[Extracted records]
+===+

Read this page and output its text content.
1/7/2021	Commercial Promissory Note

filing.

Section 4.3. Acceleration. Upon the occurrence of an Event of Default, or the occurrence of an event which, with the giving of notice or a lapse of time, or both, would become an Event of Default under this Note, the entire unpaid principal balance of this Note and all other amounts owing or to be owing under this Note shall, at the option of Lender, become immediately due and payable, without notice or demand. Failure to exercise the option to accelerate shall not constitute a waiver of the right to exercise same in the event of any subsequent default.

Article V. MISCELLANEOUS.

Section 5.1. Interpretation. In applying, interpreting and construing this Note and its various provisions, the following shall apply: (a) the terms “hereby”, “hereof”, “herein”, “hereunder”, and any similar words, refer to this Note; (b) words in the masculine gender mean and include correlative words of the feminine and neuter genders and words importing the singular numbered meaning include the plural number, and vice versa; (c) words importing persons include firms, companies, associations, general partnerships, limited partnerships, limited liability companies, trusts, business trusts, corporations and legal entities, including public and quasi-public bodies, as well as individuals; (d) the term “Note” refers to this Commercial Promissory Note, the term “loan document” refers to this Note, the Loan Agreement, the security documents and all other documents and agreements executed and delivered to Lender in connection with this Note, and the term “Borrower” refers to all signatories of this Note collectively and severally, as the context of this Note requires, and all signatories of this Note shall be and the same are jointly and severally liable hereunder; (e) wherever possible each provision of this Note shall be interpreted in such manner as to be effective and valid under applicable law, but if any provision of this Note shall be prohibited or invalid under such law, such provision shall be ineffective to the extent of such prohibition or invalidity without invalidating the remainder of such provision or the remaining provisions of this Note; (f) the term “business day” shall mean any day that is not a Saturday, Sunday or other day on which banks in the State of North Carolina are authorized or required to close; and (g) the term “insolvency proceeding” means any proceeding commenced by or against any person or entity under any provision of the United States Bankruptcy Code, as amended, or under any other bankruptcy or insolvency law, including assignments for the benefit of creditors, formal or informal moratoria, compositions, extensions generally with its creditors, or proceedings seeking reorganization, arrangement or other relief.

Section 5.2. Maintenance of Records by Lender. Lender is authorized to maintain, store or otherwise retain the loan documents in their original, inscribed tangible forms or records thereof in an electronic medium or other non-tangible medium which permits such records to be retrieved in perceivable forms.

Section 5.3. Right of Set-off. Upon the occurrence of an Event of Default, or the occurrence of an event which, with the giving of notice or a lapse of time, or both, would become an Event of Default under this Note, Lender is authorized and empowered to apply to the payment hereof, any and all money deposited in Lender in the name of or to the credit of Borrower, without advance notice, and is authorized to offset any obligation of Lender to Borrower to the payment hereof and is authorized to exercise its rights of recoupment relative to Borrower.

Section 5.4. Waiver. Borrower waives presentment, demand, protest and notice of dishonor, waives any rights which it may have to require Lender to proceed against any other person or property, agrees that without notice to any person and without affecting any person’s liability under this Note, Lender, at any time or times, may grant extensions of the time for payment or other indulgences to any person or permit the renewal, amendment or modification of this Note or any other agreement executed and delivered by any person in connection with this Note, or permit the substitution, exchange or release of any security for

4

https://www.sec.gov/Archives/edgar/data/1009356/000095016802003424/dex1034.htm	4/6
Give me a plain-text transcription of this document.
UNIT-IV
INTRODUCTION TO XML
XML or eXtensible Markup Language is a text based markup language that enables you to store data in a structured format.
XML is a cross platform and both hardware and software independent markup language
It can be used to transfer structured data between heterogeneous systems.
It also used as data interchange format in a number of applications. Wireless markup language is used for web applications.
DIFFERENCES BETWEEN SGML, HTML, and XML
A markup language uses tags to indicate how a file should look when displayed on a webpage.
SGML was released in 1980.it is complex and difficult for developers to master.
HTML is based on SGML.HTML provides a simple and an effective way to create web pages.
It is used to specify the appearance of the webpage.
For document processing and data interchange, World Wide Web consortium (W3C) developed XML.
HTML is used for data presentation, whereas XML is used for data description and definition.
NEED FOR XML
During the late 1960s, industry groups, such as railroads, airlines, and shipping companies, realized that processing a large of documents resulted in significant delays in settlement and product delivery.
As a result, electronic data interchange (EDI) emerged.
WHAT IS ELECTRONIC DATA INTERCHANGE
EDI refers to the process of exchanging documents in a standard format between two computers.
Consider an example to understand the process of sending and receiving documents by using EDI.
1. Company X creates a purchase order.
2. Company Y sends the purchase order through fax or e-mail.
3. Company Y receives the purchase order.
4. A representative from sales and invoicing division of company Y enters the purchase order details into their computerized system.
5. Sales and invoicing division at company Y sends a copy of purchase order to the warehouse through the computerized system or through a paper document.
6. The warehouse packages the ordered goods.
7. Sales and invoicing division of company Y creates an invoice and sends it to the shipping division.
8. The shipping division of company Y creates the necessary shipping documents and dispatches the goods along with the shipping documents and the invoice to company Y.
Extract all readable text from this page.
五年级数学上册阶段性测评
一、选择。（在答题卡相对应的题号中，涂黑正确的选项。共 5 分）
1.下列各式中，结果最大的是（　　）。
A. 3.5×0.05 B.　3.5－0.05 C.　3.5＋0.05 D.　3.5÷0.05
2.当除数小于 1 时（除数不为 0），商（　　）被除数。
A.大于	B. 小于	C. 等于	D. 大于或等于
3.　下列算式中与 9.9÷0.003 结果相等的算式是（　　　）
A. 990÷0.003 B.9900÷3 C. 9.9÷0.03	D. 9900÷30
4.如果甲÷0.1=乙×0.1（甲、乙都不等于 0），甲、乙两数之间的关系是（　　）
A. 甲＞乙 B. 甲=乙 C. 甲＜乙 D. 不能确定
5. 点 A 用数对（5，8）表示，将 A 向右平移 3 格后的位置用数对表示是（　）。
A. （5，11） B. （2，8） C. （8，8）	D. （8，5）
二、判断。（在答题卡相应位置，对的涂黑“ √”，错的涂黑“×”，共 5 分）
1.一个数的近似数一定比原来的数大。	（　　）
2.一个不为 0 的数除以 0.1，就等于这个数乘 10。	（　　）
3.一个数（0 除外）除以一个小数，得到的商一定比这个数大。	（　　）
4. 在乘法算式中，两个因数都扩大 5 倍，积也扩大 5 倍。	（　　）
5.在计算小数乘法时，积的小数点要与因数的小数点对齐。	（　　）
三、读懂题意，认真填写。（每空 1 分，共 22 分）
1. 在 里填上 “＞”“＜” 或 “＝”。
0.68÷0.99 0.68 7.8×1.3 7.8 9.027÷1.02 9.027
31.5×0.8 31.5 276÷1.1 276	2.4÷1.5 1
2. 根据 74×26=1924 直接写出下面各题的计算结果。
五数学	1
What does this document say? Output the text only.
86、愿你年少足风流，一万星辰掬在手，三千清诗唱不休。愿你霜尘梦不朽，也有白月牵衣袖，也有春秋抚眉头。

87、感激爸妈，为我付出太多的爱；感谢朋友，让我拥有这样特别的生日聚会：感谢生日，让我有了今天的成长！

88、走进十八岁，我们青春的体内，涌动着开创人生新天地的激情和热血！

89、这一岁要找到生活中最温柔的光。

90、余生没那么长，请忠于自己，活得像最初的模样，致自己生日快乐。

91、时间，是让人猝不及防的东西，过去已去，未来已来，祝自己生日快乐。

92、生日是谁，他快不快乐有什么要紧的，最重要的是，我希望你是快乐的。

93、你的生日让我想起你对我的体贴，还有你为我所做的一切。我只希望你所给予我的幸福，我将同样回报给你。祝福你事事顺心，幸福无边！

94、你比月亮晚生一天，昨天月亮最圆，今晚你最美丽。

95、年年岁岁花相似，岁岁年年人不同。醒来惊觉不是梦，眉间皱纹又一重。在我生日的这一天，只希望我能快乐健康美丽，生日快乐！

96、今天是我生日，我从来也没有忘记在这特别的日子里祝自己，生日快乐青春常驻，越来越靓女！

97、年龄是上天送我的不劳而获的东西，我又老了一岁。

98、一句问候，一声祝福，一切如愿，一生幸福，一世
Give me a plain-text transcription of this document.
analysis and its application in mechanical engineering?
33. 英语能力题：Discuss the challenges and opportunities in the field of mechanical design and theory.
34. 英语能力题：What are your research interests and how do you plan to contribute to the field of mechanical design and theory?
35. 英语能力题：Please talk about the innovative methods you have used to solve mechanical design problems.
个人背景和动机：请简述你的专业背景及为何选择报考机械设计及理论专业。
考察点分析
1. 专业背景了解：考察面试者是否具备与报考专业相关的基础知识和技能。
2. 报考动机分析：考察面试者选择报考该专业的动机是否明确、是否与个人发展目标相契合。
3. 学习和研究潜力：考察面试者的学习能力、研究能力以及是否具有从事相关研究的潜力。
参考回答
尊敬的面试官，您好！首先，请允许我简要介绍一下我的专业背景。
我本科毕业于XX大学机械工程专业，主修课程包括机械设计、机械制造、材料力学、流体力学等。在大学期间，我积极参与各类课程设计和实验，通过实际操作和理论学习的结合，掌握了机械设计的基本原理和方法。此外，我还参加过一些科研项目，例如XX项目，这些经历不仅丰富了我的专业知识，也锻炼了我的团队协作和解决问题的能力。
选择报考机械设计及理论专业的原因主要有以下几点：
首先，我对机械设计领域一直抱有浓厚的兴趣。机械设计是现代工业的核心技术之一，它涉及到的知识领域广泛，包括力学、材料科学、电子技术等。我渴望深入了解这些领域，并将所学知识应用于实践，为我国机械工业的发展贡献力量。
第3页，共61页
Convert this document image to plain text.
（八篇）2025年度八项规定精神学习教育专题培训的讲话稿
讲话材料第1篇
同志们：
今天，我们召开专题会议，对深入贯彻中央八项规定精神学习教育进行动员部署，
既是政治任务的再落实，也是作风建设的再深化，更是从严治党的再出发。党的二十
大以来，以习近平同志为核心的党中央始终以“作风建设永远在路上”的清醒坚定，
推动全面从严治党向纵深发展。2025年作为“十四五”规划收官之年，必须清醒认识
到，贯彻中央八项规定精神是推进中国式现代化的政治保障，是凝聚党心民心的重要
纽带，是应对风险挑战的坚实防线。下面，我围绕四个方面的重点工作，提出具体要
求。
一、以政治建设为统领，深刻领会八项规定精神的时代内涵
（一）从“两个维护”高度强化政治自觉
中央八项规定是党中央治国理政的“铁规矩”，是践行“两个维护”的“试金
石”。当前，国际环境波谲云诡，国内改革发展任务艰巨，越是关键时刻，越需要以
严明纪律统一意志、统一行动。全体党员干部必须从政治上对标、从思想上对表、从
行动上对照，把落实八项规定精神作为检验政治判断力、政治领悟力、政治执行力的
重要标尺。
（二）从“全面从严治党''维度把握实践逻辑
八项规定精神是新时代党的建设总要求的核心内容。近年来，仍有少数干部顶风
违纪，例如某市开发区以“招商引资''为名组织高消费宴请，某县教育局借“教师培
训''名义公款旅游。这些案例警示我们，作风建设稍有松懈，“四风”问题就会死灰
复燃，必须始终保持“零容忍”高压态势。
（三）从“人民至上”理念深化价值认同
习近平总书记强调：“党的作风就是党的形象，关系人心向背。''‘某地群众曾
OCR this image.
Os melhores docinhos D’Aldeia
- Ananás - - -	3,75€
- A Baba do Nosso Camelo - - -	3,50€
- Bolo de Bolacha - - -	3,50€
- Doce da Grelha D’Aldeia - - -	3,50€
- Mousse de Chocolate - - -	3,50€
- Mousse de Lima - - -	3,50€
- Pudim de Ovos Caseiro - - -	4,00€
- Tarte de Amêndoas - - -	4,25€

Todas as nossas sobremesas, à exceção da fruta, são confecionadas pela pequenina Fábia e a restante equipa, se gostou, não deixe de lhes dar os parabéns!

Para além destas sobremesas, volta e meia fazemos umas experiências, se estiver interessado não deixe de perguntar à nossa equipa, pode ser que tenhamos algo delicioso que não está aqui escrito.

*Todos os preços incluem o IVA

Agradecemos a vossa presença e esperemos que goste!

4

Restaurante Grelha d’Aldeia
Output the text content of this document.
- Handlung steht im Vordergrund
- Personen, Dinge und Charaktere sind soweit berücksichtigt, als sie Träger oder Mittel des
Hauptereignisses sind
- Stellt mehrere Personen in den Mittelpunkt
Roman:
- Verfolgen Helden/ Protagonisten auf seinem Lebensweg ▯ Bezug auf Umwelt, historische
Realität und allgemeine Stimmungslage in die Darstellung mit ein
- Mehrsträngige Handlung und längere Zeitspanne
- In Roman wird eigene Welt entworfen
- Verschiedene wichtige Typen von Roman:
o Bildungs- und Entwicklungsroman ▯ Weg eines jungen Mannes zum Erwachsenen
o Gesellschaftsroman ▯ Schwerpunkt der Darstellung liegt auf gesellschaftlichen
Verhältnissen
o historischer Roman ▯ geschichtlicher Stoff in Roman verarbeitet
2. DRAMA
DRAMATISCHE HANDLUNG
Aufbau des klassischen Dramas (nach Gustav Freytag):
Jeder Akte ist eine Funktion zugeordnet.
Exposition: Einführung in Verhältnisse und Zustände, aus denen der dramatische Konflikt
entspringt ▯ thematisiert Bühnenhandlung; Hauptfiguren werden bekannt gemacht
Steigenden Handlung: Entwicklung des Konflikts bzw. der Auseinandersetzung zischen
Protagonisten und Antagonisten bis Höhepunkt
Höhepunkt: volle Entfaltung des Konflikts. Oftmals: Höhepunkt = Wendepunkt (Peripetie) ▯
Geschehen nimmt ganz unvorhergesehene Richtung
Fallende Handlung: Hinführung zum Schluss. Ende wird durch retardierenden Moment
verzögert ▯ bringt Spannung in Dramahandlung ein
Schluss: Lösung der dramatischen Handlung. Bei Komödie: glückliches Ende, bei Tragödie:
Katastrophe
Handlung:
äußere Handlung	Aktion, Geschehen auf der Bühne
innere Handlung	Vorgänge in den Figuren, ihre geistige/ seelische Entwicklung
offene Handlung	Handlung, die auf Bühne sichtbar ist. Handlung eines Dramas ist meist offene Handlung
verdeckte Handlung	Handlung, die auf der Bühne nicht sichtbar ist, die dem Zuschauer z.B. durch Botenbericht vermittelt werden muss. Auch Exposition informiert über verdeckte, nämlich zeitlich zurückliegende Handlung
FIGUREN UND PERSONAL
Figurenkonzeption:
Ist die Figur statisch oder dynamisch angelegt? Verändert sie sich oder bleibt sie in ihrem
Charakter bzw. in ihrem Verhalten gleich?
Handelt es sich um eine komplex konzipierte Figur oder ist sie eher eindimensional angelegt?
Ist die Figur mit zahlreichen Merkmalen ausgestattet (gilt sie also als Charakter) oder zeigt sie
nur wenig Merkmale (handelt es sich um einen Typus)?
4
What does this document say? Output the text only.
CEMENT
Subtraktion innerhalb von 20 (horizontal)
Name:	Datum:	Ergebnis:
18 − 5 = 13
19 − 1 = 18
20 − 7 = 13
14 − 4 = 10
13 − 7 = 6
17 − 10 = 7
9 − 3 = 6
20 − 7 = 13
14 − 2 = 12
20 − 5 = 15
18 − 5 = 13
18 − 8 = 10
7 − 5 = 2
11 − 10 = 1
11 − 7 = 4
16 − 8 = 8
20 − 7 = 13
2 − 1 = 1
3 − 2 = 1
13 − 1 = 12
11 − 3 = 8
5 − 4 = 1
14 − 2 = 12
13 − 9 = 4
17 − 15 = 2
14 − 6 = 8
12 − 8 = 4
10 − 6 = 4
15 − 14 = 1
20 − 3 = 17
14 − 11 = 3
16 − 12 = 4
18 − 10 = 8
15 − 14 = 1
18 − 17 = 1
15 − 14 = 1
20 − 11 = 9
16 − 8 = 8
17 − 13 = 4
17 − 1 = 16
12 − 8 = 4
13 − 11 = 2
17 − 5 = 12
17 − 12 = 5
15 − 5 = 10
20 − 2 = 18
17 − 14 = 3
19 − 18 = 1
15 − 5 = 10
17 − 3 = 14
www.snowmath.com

+===+

## [OBJECTIVE]
Whenever "eines" turns up in a line, pick that line out.

## [COMPLETE OUTPUT]
o Bildungs- und Entwicklungsroman ▯ Weg eines jungen Mannes zum Erwachsenen
offene Handlung	Handlung, die auf Bühne sichtbar ist. Handlung eines Dramas ist meist offene Handlung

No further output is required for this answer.